Quote the whole listing exactly. Leave the pictures out of your copy.

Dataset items
● ● ● ● ● ● ●

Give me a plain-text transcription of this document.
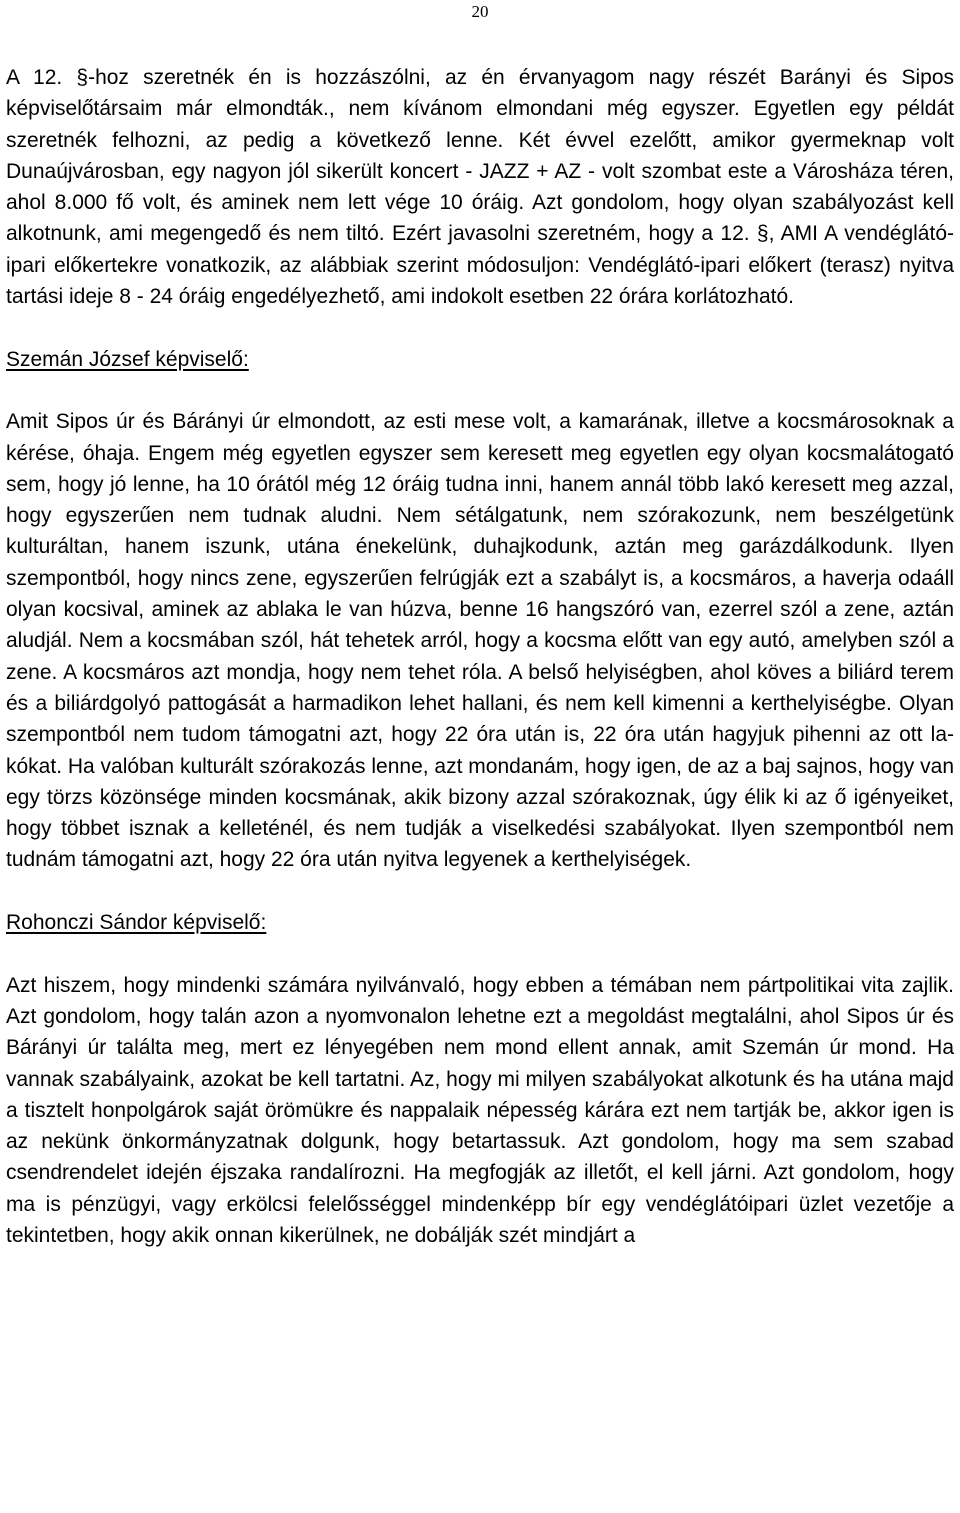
20

A 12. §-hoz szeretnék én is hozzászólni, az én érvanyagom nagy részét Barányi és Sipos képviselőtársaim már elmondták., nem kívánom elmondani még egyszer. Egyetlen egy példát szeretnék felhozni, az pedig a következő lenne. Két évvel ezelőtt, amikor gyermeknap volt Dunaújvárosban, egy nagyon jól sikerült koncert - JAZZ + AZ - volt szombat este a Városháza téren, ahol 8.000 fő volt, és aminek nem lett vége 10 óráig. Azt gondolom, hogy olyan szabályozást kell alkotnunk, ami megengedő és nem tiltó. Ezért javasolni szeretném, hogy a 12. §, AMI A vendéglátó-ipari előkertekre vonatkozik, az alábbiak szerint módosuljon: Vendéglátó-ipari előkert (terasz) nyitva tartási ideje 8 - 24 óráig engedélyezhető, ami indokolt esetben 22 órára korlátozható.

Szemán József képviselő:

Amit Sipos úr és Bárányi úr elmondott, az esti mese volt, a kamarának, illetve a kocsmárosoknak a kérése, óhaja. Engem még egyetlen egyszer sem keresett meg egyetlen egy olyan kocsmalátogató sem, hogy jó lenne, ha 10 órától még 12 óráig tudna inni, hanem annál több lakó keresett meg azzal, hogy egyszerűen nem tudnak aludni. Nem sétálgatunk, nem szórakozunk, nem beszélgetünk kulturáltan, hanem iszunk, utána énekelünk, duhajkodunk, aztán meg garázdálkodunk. Ilyen szempontból, hogy nincs zene, egyszerűen felrúgják ezt a szabályt is, a kocsmáros, a haverja odaáll olyan kocsival, aminek az ablaka le van húzva, benne 16 hangszóró van, ezerrel szól a zene, aztán aludjál. Nem a kocsmában szól, hát tehetek arról, hogy a kocsma előtt van egy autó, amelyben szól a zene. A kocsmáros azt mondja, hogy nem tehet róla. A belső helyiségben, ahol köves a biliárd terem és a biliárdgolyó pattogását a harmadikon lehet hallani, és nem kell kimenni a kerthelyiségbe. Olyan szempontból nem tudom támogatni azt, hogy 22 óra után is, 22 óra után hagyjuk pihenni az ott lakókat. Ha valóban kulturált szórakozás lenne, azt mondanám, hogy igen, de az a baj sajnos, hogy van egy törzs közönsége minden kocsmának, akik bizony azzal szórakoznak, úgy élik ki az ő igényeiket, hogy többet isznak a kelleténél, és nem tudják a viselkedési szabályokat. Ilyen szempontból nem tudnám támogatni azt, hogy 22 óra után nyitva legyenek a kerthelyiségek.

Rohonczi Sándor képviselő:

Azt hiszem, hogy mindenki számára nyilvánvaló, hogy ebben a témában nem pártpolitikai vita zajlik. Azt gondolom, hogy talán azon a nyomvonalon lehetne ezt a megoldást megtalálni, ahol Sipos úr és Bárányi úr találta meg, mert ez lényegében nem mond ellent annak, amit Szemán úr mond. Ha vannak szabályaink, azokat be kell tartatni. Az, hogy mi milyen szabályokat alkotunk és ha utána majd a tisztelt honpolgárok saját örömükre és nappalaik népesség kárára ezt nem tartják be, akkor igen is az nekünk önkormányzatnak dolgunk, hogy betartassuk. Azt gondolom, hogy ma sem szabad csendrendelet idején éjszaka randalírozni. Ha megfogják az illetőt, el kell járni. Azt gondolom, hogy ma is pénzügyi, vagy erkölcsi felelősséggel mindenképp bír egy vendéglátóipari üzlet vezetője a tekintetben, hogy akik onnan kikerülnek, ne dobálják szét mindjárt a
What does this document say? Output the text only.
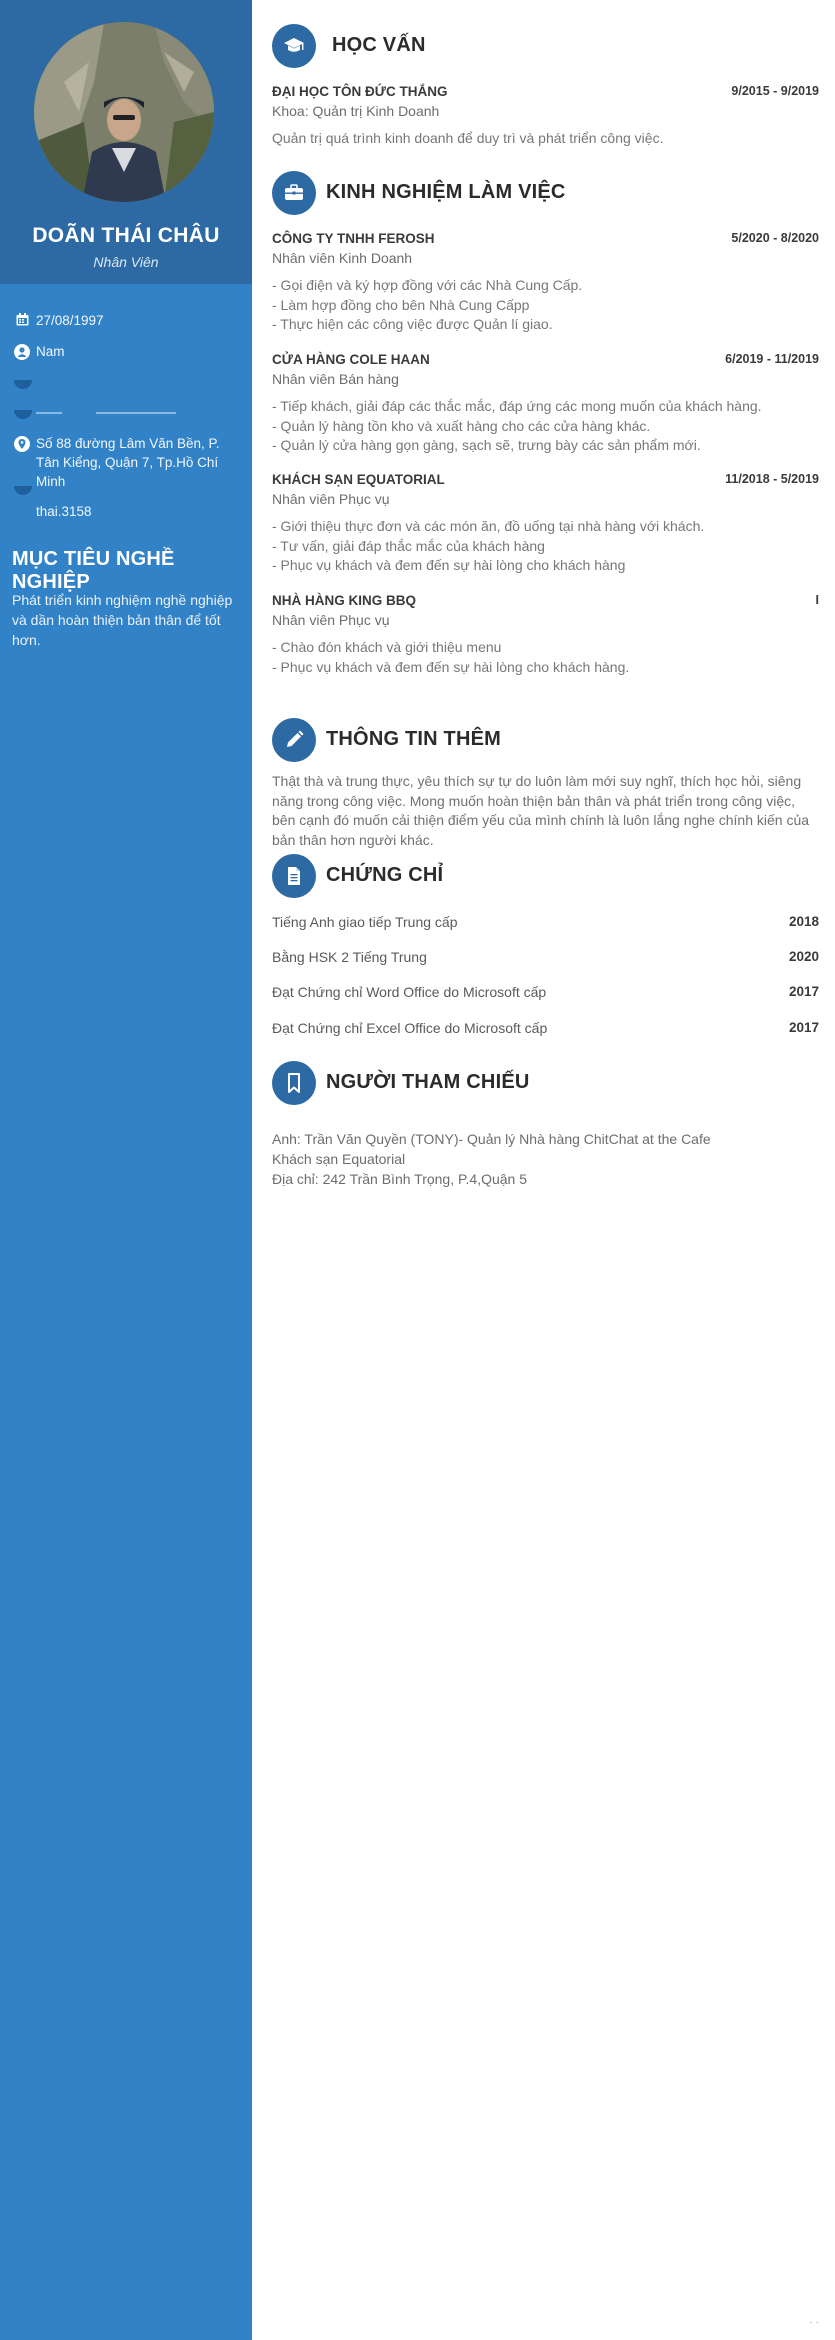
DOÃN THÁI CHÂU
Nhân Viên
27/08/1997
Nam
Số 88 đường Lâm Văn Bền, P. Tân Kiểng, Quận 7, Tp.Hồ Chí Minh
thai.3158
MỤC TIÊU NGHỀ NGHIỆP
Phát triển kinh nghiệm nghề nghiệp và dần hoàn thiện bản thân để tốt hơn.
HỌC VẤN
ĐẠI HỌC TÔN ĐỨC THẮNG	9/2015 - 9/2019
Khoa: Quản trị Kinh Doanh
Quản trị quá trình kinh doanh để duy trì và phát triển công việc.
KINH NGHIỆM LÀM VIỆC
CÔNG TY TNHH FEROSH	5/2020 - 8/2020
Nhân viên Kinh Doanh
- Gọi điện và ký hợp đồng với các Nhà Cung Cấp.
- Làm hợp đồng cho bên Nhà Cung Cấpp
- Thực hiện các công việc được Quản lí giao.
CỬA HÀNG COLE HAAN	6/2019 - 11/2019
Nhân viên Bán hàng
- Tiếp khách, giải đáp các thắc mắc, đáp ứng các mong muốn của khách hàng.
- Quản lý hàng tồn kho và xuất hàng cho các cửa hàng khác.
- Quản lý cửa hàng gọn gàng, sạch sẽ, trưng bày các sản phẩm mới.
KHÁCH SẠN EQUATORIAL	11/2018 - 5/2019
Nhân viên Phục vụ
- Giới thiệu thực đơn và các món ăn, đồ uống tại nhà hàng với khách.
- Tư vấn, giải đáp thắc mắc của khách hàng
- Phục vụ khách và đem đến sự hài lòng cho khách hàng
NHÀ HÀNG KING BBQ	I
Nhân viên Phục vụ
- Chào đón khách và giới thiệu menu
- Phục vụ khách và đem đến sự hài lòng cho khách hàng.
THÔNG TIN THÊM
Thật thà và trung thực, yêu thích sự tự do luôn làm mới suy nghĩ, thích học hỏi, siêng năng trong công việc. Mong muốn hoàn thiện bản thân và phát triển trong công việc, bên cạnh đó muốn cải thiện điểm yếu của mình chính là luôn lắng nghe chính kiến của bản thân hơn người khác.
CHỨNG CHỈ
Tiếng Anh giao tiếp Trung cấp	2018
Bằng HSK 2 Tiếng Trung	2020
Đạt Chứng chỉ Word Office do Microsoft cấp	2017
Đạt Chứng chỉ Excel Office do Microsoft cấp	2017
NGƯỜI THAM CHIẾU
Anh: Trần Văn Quyền (TONY)- Quản lý Nhà hàng ChitChat at the Cafe
Khách sạn Equatorial
Địa chỉ: 242 Trần Bình Trọng, P.4,Quận 5
· ·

● ● ● ● ● ● ●

- _RESPONSE_
Give me a plain-text transcription of this document.
20

A 12. §-hoz szeretnék én is hozzászólni, az én érvanyagom nagy részét Barányi és Sipos képviselőtársaim már elmondták., nem kívánom elmondani még egyszer. Egyetlen egy példát szeretnék felhozni, az pedig a következő lenne. Két évvel ezelőtt, amikor gyermeknap volt Dunaújvárosban, egy nagyon jól sikerült koncert - JAZZ + AZ - volt szombat este a Városháza téren, ahol 8.000 fő volt, és aminek nem lett vége 10 óráig. Azt gondolom, hogy olyan szabályozást kell alkotnunk, ami megengedő és nem tiltó. Ezért javasolni szeretném, hogy a 12. §, AMI A vendéglátó-ipari előkertekre vonatkozik, az alábbiak szerint módosuljon: Vendéglátó-ipari előkert (terasz) nyitva tartási ideje 8 - 24 óráig engedélyezhető, ami indokolt esetben 22 órára korlátozható.

Szemán József képviselő:

Amit Sipos úr és Bárányi úr elmondott, az esti mese volt, a kamarának, illetve a kocsmárosoknak a kérése, óhaja. Engem még egyetlen egyszer sem keresett meg egyetlen egy olyan kocsmalátogató sem, hogy jó lenne, ha 10 órától még 12 óráig tudna inni, hanem annál több lakó keresett meg azzal, hogy egyszerűen nem tudnak aludni. Nem sétálgatunk, nem szórakozunk, nem beszélgetünk kulturáltan, hanem iszunk, utána énekelünk, duhajkodunk, aztán meg garázdálkodunk. Ilyen szempontból, hogy nincs zene, egyszerűen felrúgják ezt a szabályt is, a kocsmáros, a haverja odaáll olyan kocsival, aminek az ablaka le van húzva, benne 16 hangszóró van, ezerrel szól a zene, aztán aludjál. Nem a kocsmában szól, hát tehetek arról, hogy a kocsma előtt van egy autó, amelyben szól a zene. A kocsmáros azt mondja, hogy nem tehet róla. A belső helyiségben, ahol köves a biliárd terem és a biliárdgolyó pattogását a harmadikon lehet hallani, és nem kell kimenni a kerthelyiségbe. Olyan szempontból nem tudom támogatni azt, hogy 22 óra után is, 22 óra után hagyjuk pihenni az ott lakókat. Ha valóban kulturált szórakozás lenne, azt mondanám, hogy igen, de az a baj sajnos, hogy van egy törzs közönsége minden kocsmának, akik bizony azzal szórakoznak, úgy élik ki az ő igényeiket, hogy többet isznak a kelleténél, és nem tudják a viselkedési szabályokat. Ilyen szempontból nem tudnám támogatni azt, hogy 22 óra után nyitva legyenek a kerthelyiségek.

Rohonczi Sándor képviselő:

Azt hiszem, hogy mindenki számára nyilvánvaló, hogy ebben a témában nem pártpolitikai vita zajlik. Azt gondolom, hogy talán azon a nyomvonalon lehetne ezt a megoldást megtalálni, ahol Sipos úr és Bárányi úr találta meg, mert ez lényegében nem mond ellent annak, amit Szemán úr mond. Ha vannak szabályaink, azokat be kell tartatni. Az, hogy mi milyen szabályokat alkotunk és ha utána majd a tisztelt honpolgárok saját örömükre és nappalaik népesség kárára ezt nem tartják be, akkor igen is az nekünk önkormányzatnak dolgunk, hogy betartassuk. Azt gondolom, hogy ma sem szabad csendrendelet idején éjszaka randalírozni. Ha megfogják az illetőt, el kell járni. Azt gondolom, hogy ma is pénzügyi, vagy erkölcsi felelősséggel mindenképp bír egy vendéglátóipari üzlet vezetője a tekintetben, hogy akik onnan kikerülnek, ne dobálják szét mindjárt a
What does this document say? Output the text only.
DOÃN THÁI CHÂU
Nhân Viên
27/08/1997
Nam
Số 88 đường Lâm Văn Bền, P. Tân Kiểng, Quận 7, Tp.Hồ Chí Minh
thai.3158
MỤC TIÊU NGHỀ NGHIỆP
Phát triển kinh nghiệm nghề nghiệp và dần hoàn thiện bản thân để tốt hơn.
HỌC VẤN
ĐẠI HỌC TÔN ĐỨC THẮNG	9/2015 - 9/2019
Khoa: Quản trị Kinh Doanh
Quản trị quá trình kinh doanh để duy trì và phát triển công việc.
KINH NGHIỆM LÀM VIỆC
CÔNG TY TNHH FEROSH	5/2020 - 8/2020
Nhân viên Kinh Doanh
- Gọi điện và ký hợp đồng với các Nhà Cung Cấp.
- Làm hợp đồng cho bên Nhà Cung Cấpp
- Thực hiện các công việc được Quản lí giao.
CỬA HÀNG COLE HAAN	6/2019 - 11/2019
Nhân viên Bán hàng
- Tiếp khách, giải đáp các thắc mắc, đáp ứng các mong muốn của khách hàng.
- Quản lý hàng tồn kho và xuất hàng cho các cửa hàng khác.
- Quản lý cửa hàng gọn gàng, sạch sẽ, trưng bày các sản phẩm mới.
KHÁCH SẠN EQUATORIAL	11/2018 - 5/2019
Nhân viên Phục vụ
- Giới thiệu thực đơn và các món ăn, đồ uống tại nhà hàng với khách.
- Tư vấn, giải đáp thắc mắc của khách hàng
- Phục vụ khách và đem đến sự hài lòng cho khách hàng
NHÀ HÀNG KING BBQ	I
Nhân viên Phục vụ
- Chào đón khách và giới thiệu menu
- Phục vụ khách và đem đến sự hài lòng cho khách hàng.
THÔNG TIN THÊM
Thật thà và trung thực, yêu thích sự tự do luôn làm mới suy nghĩ, thích học hỏi, siêng năng trong công việc. Mong muốn hoàn thiện bản thân và phát triển trong công việc, bên cạnh đó muốn cải thiện điểm yếu của mình chính là luôn lắng nghe chính kiến của bản thân hơn người khác.
CHỨNG CHỈ
Tiếng Anh giao tiếp Trung cấp	2018
Bằng HSK 2 Tiếng Trung	2020
Đạt Chứng chỉ Word Office do Microsoft cấp	2017
Đạt Chứng chỉ Excel Office do Microsoft cấp	2017
NGƯỜI THAM CHIẾU
Anh: Trần Văn Quyền (TONY)- Quản lý Nhà hàng ChitChat at the Cafe
Khách sạn Equatorial
Địa chỉ: 242 Trần Bình Trọng, P.4,Quận 5
· ·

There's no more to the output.